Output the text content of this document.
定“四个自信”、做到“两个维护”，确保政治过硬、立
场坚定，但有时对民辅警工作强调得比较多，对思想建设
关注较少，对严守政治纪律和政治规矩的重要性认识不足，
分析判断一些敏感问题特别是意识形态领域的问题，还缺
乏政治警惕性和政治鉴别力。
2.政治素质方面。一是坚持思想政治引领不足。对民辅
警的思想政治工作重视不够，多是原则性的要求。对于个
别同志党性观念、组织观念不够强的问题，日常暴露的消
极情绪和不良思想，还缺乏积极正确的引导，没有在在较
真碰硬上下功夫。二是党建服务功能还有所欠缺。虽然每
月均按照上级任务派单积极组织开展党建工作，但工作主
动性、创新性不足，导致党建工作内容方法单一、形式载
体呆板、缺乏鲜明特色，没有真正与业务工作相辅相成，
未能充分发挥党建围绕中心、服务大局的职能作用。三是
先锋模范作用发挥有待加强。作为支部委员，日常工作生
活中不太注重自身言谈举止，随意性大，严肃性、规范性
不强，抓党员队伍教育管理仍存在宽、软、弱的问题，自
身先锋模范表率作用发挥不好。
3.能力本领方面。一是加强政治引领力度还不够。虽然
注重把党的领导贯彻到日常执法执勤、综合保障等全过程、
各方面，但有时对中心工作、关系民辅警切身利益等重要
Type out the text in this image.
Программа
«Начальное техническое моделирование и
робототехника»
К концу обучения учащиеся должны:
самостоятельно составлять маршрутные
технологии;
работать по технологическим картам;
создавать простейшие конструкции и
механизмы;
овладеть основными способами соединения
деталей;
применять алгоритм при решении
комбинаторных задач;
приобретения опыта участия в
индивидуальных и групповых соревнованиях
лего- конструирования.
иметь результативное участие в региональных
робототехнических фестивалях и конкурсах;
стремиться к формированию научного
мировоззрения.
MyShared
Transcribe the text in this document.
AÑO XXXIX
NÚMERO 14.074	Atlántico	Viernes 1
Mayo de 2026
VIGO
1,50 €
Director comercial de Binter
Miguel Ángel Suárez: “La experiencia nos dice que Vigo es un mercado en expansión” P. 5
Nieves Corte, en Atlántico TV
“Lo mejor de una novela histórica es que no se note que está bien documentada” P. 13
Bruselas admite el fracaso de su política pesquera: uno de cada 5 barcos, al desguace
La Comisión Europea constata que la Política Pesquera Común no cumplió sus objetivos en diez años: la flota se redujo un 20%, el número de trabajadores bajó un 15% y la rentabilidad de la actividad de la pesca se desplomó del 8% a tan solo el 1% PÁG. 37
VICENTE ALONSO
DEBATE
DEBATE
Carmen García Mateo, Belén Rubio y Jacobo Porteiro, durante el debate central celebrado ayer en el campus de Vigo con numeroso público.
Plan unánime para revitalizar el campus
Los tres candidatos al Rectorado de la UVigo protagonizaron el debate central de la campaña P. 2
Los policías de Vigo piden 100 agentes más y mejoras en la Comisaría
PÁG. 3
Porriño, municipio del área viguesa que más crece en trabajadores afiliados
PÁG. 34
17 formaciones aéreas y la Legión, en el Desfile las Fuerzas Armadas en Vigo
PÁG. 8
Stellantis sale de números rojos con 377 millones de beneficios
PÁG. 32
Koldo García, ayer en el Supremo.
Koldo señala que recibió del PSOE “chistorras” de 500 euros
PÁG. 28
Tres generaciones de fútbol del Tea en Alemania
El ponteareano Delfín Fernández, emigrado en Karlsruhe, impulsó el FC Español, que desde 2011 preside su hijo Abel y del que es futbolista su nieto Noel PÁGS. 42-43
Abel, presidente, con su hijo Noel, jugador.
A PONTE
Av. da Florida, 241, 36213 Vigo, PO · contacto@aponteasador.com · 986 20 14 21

WRITTEN PROBLEM: Where a line in the entries holds the word "central", copy that line.

THE ANSWER:
Carmen García Mateo, Belén Rubio y Jacobo Porteiro, durante el debate central celebrado ayer en el campus de Vigo con numeroso público.
Los tres candidatos al Rectorado de la UVigo protagonizaron el debate central de la campaña P. 2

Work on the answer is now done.